_Problem description_
Set out every line bearing the string "text".

● ● ● ● ● ● ●

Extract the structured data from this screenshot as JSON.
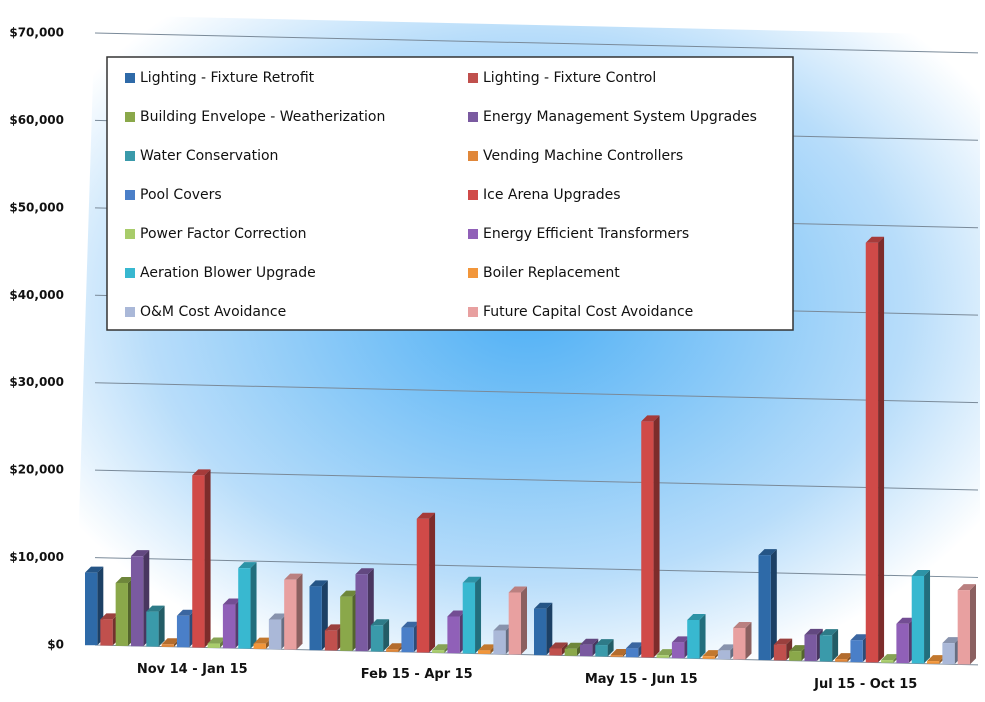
{
  "chart_data": {
    "type": "bar3d",
    "categories": [
      "Nov 14 - Jan 15",
      "Feb 15 - Apr 15",
      "May 15 - Jun 15",
      "Jul 15 - Oct 15"
    ],
    "series": [
      {
        "name": "Lighting - Fixture Retrofit",
        "color": "#2e6aa8",
        "values": [
          8300,
          7300,
          5300,
          12000
        ]
      },
      {
        "name": "Lighting - Fixture Control",
        "color": "#c0504d",
        "values": [
          3000,
          2300,
          800,
          1800
        ]
      },
      {
        "name": "Building Envelope - Weatherization",
        "color": "#8aa84a",
        "values": [
          7200,
          6200,
          800,
          1100
        ]
      },
      {
        "name": "Energy Management System Upgrades",
        "color": "#7a5aa0",
        "values": [
          10300,
          8800,
          1300,
          3000
        ]
      },
      {
        "name": "Water Conservation",
        "color": "#3a9aaa",
        "values": [
          4000,
          3000,
          1300,
          3000
        ]
      },
      {
        "name": "Vending Machine Controllers",
        "color": "#e0873a",
        "values": [
          300,
          300,
          200,
          300
        ]
      },
      {
        "name": "Pool Covers",
        "color": "#4a7fc8",
        "values": [
          3600,
          2800,
          1000,
          2500
        ]
      },
      {
        "name": "Ice Arena Upgrades",
        "color": "#d04a48",
        "values": [
          19700,
          15300,
          27000,
          48000
        ]
      },
      {
        "name": "Power Factor Correction",
        "color": "#a8cc6a",
        "values": [
          500,
          300,
          300,
          300
        ]
      },
      {
        "name": "Energy Efficient Transformers",
        "color": "#9060b8",
        "values": [
          5000,
          4200,
          1800,
          4500
        ]
      },
      {
        "name": "Aeration Blower Upgrade",
        "color": "#38b8d0",
        "values": [
          9200,
          8100,
          4400,
          10000
        ]
      },
      {
        "name": "Boiler Replacement",
        "color": "#f2963a",
        "values": [
          600,
          400,
          300,
          300
        ]
      },
      {
        "name": "O&M Cost Avoidance",
        "color": "#aab8d8",
        "values": [
          3400,
          2700,
          1000,
          2400
        ]
      },
      {
        "name": "Future Capital Cost Avoidance",
        "color": "#e8a0a0",
        "values": [
          8000,
          7100,
          3600,
          8500
        ]
      }
    ],
    "ylim": [
      0,
      70000
    ],
    "yticks": [
      {
        "value": 0,
        "label": "$0"
      },
      {
        "value": 10000,
        "label": "$10,000"
      },
      {
        "value": 20000,
        "label": "$20,000"
      },
      {
        "value": 30000,
        "label": "$30,000"
      },
      {
        "value": 40000,
        "label": "$40,000"
      },
      {
        "value": 50000,
        "label": "$50,000"
      },
      {
        "value": 60000,
        "label": "$60,000"
      },
      {
        "value": 70000,
        "label": "$70,000"
      }
    ],
    "grid": true,
    "legend": "top-left"
  }
}
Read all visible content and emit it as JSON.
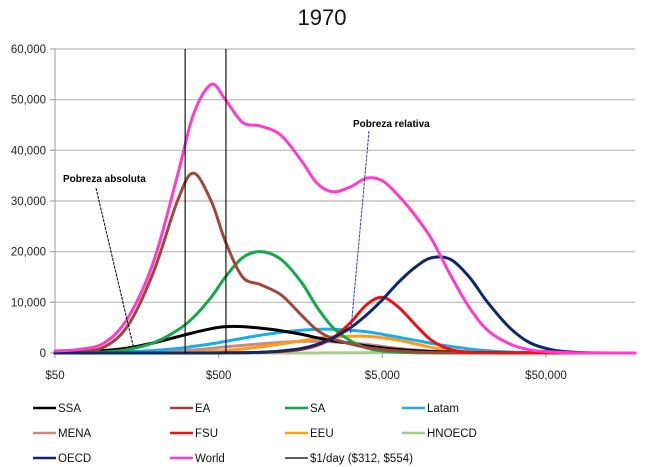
{
  "chart_data": {
    "type": "line",
    "title": "1970",
    "xlabel": "",
    "ylabel": "",
    "x_scale": "log",
    "xlim": [
      50,
      175000
    ],
    "ylim": [
      0,
      60000
    ],
    "grid": true,
    "legend_position": "bottom",
    "y_ticks": [
      "0",
      "10,000",
      "20,000",
      "30,000",
      "40,000",
      "50,000",
      "60,000"
    ],
    "y_tick_values": [
      0,
      10000,
      20000,
      30000,
      40000,
      50000,
      60000
    ],
    "x_ticks": [
      "$50",
      "$500",
      "$5,000",
      "$50,000"
    ],
    "x_tick_values": [
      50,
      500,
      5000,
      50000
    ],
    "vertical_lines": {
      "name": "$1/day ($312, $554)",
      "values": [
        312,
        554
      ],
      "color": "#000000"
    },
    "annotations": [
      {
        "text": "Pobreza absoluta",
        "points_to_x": 150,
        "points_to_y": 1500,
        "color": "#000000"
      },
      {
        "text": "Pobreza relativa",
        "points_to_x": 3200,
        "points_to_y": 3800,
        "color": "#3333cc"
      }
    ],
    "x": [
      50,
      70,
      100,
      140,
      200,
      280,
      350,
      450,
      550,
      700,
      900,
      1200,
      1600,
      2000,
      2500,
      3200,
      4000,
      5000,
      6300,
      8000,
      10000,
      13000,
      17000,
      22000,
      30000,
      40000,
      55000,
      75000,
      100000,
      175000
    ],
    "series": [
      {
        "name": "SSA",
        "color": "#000000",
        "values": [
          100,
          200,
          500,
          1000,
          2000,
          3200,
          4000,
          4800,
          5200,
          5200,
          4900,
          4400,
          3700,
          3000,
          2400,
          1900,
          1400,
          1000,
          700,
          450,
          300,
          180,
          100,
          60,
          30,
          15,
          5,
          0,
          0,
          0
        ]
      },
      {
        "name": "EA",
        "color": "#a0463c",
        "values": [
          100,
          300,
          1200,
          5500,
          16000,
          30000,
          35500,
          30000,
          22000,
          15000,
          13500,
          11500,
          7500,
          4500,
          2800,
          1800,
          1100,
          700,
          400,
          200,
          100,
          50,
          20,
          10,
          5,
          0,
          0,
          0,
          0,
          0
        ]
      },
      {
        "name": "SA",
        "color": "#14a84b",
        "values": [
          0,
          50,
          200,
          700,
          2000,
          4500,
          7000,
          11000,
          15000,
          18800,
          20000,
          18500,
          14000,
          9000,
          5000,
          2400,
          1000,
          400,
          150,
          50,
          20,
          5,
          0,
          0,
          0,
          0,
          0,
          0,
          0,
          0
        ]
      },
      {
        "name": "Latam",
        "color": "#1aaee8",
        "values": [
          0,
          50,
          100,
          250,
          500,
          900,
          1300,
          1800,
          2300,
          2900,
          3500,
          4100,
          4500,
          4700,
          4700,
          4500,
          4200,
          3700,
          3100,
          2500,
          1900,
          1300,
          800,
          450,
          200,
          80,
          30,
          10,
          0,
          0
        ]
      },
      {
        "name": "MENA",
        "color": "#c88a86",
        "values": [
          0,
          20,
          50,
          100,
          200,
          400,
          600,
          900,
          1200,
          1500,
          1800,
          2100,
          2300,
          2300,
          2200,
          2000,
          1700,
          1300,
          900,
          600,
          350,
          180,
          80,
          30,
          10,
          0,
          0,
          0,
          0,
          0
        ]
      },
      {
        "name": "FSU",
        "color": "#ee1111",
        "values": [
          0,
          0,
          0,
          0,
          0,
          0,
          0,
          10,
          20,
          50,
          120,
          300,
          700,
          1500,
          3000,
          6000,
          9500,
          11000,
          9000,
          5500,
          2500,
          700,
          150,
          30,
          0,
          0,
          0,
          0,
          0,
          0
        ]
      },
      {
        "name": "EEU",
        "color": "#ff9a16",
        "values": [
          0,
          0,
          0,
          10,
          30,
          80,
          150,
          300,
          500,
          800,
          1200,
          1800,
          2400,
          2900,
          3200,
          3300,
          3300,
          3000,
          2500,
          1800,
          1100,
          500,
          200,
          60,
          10,
          0,
          0,
          0,
          0,
          0
        ]
      },
      {
        "name": "HNOECD",
        "color": "#a8cc8c",
        "values": [
          0,
          0,
          0,
          0,
          0,
          0,
          0,
          0,
          0,
          0,
          0,
          0,
          0,
          10,
          20,
          40,
          60,
          90,
          120,
          150,
          160,
          150,
          120,
          80,
          40,
          15,
          5,
          0,
          0,
          0
        ]
      },
      {
        "name": "OECD",
        "color": "#0c2a66",
        "values": [
          0,
          0,
          0,
          0,
          0,
          0,
          0,
          0,
          20,
          60,
          150,
          400,
          900,
          1700,
          3000,
          5000,
          7500,
          10500,
          14000,
          17000,
          18800,
          18500,
          15000,
          10000,
          5000,
          2000,
          600,
          150,
          30,
          0
        ]
      },
      {
        "name": "World",
        "color": "#ff3ccc",
        "values": [
          400,
          700,
          2000,
          7000,
          18000,
          35000,
          47000,
          53000,
          50000,
          45500,
          44800,
          43000,
          38000,
          33500,
          31800,
          32800,
          34500,
          34000,
          31000,
          27000,
          22500,
          15500,
          9000,
          4500,
          1800,
          600,
          200,
          50,
          10,
          0
        ]
      }
    ]
  },
  "legend": {
    "items": [
      {
        "label": "SSA",
        "color": "#000000"
      },
      {
        "label": "EA",
        "color": "#a0463c"
      },
      {
        "label": "SA",
        "color": "#14a84b"
      },
      {
        "label": "Latam",
        "color": "#1aaee8"
      },
      {
        "label": "MENA",
        "color": "#c88a86"
      },
      {
        "label": "FSU",
        "color": "#ee1111"
      },
      {
        "label": "EEU",
        "color": "#ff9a16"
      },
      {
        "label": "HNOECD",
        "color": "#a8cc8c"
      },
      {
        "label": "OECD",
        "color": "#0c2a66"
      },
      {
        "label": "World",
        "color": "#ff3ccc"
      },
      {
        "label": "$1/day ($312, $554)",
        "color": "#000000"
      }
    ]
  }
}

● ● ● ● ● ● ●

_The solution_
        "text": "Pobreza absoluta",
        "text": "Pobreza relativa",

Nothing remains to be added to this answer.